# START OF Records shown

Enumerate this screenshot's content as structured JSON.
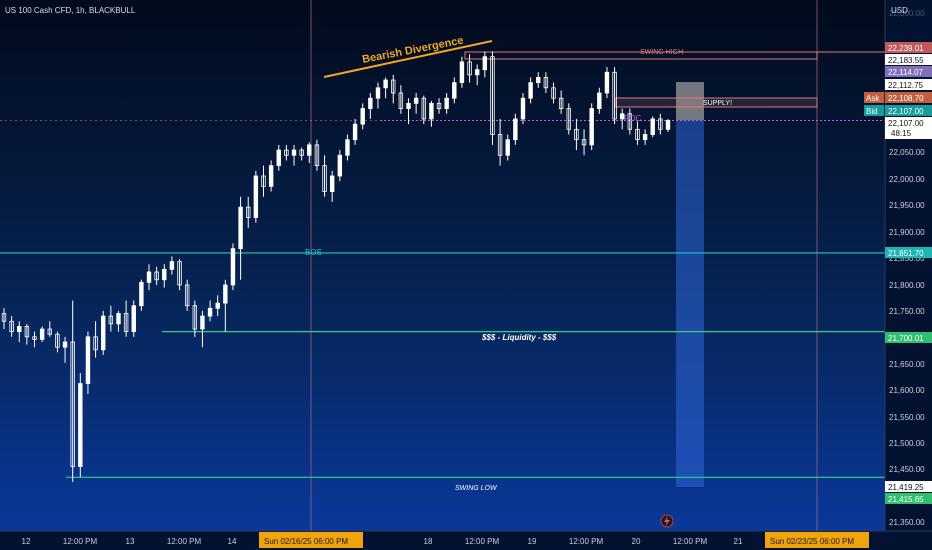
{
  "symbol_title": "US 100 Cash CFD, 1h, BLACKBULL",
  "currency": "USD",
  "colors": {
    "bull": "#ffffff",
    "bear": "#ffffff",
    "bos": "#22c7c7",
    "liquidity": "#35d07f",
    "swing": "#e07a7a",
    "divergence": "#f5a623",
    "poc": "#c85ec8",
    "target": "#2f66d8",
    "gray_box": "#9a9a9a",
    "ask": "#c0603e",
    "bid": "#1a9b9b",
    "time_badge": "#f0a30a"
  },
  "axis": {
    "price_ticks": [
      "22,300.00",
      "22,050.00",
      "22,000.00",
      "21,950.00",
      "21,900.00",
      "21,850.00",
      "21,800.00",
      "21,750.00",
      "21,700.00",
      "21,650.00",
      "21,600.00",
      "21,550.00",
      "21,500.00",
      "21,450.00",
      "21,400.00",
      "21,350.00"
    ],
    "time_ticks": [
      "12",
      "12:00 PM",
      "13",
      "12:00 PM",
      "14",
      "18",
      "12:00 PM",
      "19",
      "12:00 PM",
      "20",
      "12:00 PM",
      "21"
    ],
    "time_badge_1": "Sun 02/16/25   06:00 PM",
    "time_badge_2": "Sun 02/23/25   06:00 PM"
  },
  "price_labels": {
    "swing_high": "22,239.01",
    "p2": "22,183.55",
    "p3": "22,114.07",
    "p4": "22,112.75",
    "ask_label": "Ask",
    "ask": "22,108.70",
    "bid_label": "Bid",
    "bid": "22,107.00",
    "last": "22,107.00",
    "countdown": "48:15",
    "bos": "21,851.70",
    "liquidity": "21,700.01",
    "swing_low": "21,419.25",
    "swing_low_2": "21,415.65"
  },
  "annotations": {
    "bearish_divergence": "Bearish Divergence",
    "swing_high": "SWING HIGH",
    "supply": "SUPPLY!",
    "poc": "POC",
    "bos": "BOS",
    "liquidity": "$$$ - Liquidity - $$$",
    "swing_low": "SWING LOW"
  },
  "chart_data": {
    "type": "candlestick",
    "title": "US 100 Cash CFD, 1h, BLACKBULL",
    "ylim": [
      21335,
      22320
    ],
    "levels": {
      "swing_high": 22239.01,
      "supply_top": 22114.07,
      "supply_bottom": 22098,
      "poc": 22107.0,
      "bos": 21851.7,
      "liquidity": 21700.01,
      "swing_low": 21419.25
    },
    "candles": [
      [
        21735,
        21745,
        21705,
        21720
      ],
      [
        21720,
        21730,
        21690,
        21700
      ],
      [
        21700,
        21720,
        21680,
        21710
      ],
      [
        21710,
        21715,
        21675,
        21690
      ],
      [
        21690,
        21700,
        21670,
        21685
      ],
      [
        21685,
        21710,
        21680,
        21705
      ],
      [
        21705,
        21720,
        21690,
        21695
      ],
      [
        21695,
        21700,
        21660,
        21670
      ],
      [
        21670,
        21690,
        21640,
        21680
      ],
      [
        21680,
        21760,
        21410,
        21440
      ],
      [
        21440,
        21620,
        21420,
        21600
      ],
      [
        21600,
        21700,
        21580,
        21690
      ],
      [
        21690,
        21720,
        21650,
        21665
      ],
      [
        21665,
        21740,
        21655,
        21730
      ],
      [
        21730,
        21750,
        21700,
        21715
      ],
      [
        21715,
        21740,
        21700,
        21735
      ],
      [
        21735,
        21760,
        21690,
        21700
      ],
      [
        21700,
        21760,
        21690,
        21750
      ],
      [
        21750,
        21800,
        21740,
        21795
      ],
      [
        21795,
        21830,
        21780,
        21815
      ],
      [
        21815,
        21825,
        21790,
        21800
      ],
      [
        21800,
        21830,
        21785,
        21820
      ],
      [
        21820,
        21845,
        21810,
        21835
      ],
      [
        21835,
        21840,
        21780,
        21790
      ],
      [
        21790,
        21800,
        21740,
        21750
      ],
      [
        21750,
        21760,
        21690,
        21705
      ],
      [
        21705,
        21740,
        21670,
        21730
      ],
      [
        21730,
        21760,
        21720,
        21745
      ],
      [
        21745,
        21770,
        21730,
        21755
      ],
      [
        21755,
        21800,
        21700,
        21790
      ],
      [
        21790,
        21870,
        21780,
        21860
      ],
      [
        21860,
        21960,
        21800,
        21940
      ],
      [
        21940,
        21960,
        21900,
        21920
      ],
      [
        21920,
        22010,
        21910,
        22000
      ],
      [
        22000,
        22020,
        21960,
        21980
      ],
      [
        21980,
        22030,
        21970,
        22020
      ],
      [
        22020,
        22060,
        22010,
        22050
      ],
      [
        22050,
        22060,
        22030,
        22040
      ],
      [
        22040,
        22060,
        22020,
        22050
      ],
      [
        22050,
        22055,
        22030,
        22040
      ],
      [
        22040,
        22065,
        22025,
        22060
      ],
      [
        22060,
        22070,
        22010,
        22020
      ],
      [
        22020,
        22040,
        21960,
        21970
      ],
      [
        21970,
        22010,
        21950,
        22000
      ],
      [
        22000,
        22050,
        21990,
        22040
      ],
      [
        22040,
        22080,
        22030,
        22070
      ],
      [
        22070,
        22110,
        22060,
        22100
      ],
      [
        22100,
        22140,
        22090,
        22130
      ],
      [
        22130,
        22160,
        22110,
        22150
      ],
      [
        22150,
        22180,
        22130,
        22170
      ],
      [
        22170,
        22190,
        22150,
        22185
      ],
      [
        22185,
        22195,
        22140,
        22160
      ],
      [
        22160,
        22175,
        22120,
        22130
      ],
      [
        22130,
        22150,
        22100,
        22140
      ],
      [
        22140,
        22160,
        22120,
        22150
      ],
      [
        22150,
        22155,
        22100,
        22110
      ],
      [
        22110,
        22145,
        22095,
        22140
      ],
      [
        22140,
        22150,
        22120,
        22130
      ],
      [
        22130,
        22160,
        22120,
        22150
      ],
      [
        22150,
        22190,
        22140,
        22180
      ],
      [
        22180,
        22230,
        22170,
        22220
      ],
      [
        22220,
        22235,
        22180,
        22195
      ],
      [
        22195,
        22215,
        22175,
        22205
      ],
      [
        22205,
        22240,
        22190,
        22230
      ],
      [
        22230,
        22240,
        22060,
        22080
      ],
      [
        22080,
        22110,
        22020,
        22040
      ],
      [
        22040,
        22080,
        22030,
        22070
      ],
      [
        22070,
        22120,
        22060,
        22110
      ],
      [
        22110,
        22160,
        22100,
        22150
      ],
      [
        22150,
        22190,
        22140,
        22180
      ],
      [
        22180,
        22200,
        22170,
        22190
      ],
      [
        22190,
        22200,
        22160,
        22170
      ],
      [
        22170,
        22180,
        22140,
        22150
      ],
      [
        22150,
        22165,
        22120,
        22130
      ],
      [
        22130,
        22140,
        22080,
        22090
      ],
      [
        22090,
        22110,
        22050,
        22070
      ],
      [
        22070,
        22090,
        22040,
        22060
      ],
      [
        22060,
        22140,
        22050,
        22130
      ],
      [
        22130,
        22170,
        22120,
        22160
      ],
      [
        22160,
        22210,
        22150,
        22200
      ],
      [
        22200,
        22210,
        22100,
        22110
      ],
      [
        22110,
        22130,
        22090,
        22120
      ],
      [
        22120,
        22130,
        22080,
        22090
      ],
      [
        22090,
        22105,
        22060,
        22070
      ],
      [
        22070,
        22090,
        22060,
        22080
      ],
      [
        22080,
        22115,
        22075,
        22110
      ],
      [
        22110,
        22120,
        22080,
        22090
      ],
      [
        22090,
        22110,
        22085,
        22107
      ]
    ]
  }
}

# END OF Records shown
# START OF Records shown

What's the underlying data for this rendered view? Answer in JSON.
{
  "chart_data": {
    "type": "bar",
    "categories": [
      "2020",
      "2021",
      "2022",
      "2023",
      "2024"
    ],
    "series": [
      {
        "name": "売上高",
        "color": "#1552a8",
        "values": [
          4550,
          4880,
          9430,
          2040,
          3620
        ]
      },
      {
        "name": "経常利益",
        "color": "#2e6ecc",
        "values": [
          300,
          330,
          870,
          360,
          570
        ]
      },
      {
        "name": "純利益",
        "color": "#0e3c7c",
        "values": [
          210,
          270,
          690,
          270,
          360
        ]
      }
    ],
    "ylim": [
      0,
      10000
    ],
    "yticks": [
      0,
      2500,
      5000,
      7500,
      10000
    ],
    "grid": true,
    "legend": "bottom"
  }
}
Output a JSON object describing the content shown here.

# END OF Records shown

## Written request
Each line from the one containing "What's the underlying" through the one containing "Output a JSON" must be retyped exactly, the first and last of these included.

## Output of the task
What's the underlying data for this rendered view? Answer in JSON.
{
  "chart_data": {
    "type": "bar",
    "categories": [
      "2020",
      "2021",
      "2022",
      "2023",
      "2024"
    ],
    "series": [
      {
        "name": "売上高",
        "color": "#1552a8",
        "values": [
          4550,
          4880,
          9430,
          2040,
          3620
        ]
      },
      {
        "name": "経常利益",
        "color": "#2e6ecc",
        "values": [
          300,
          330,
          870,
          360,
          570
        ]
      },
      {
        "name": "純利益",
        "color": "#0e3c7c",
        "values": [
          210,
          270,
          690,
          270,
          360
        ]
      }
    ],
    "ylim": [
      0,
      10000
    ],
    "yticks": [
      0,
      2500,
      5000,
      7500,
      10000
    ],
    "grid": true,
    "legend": "bottom"
  }
}
Output a JSON object describing the content shown here.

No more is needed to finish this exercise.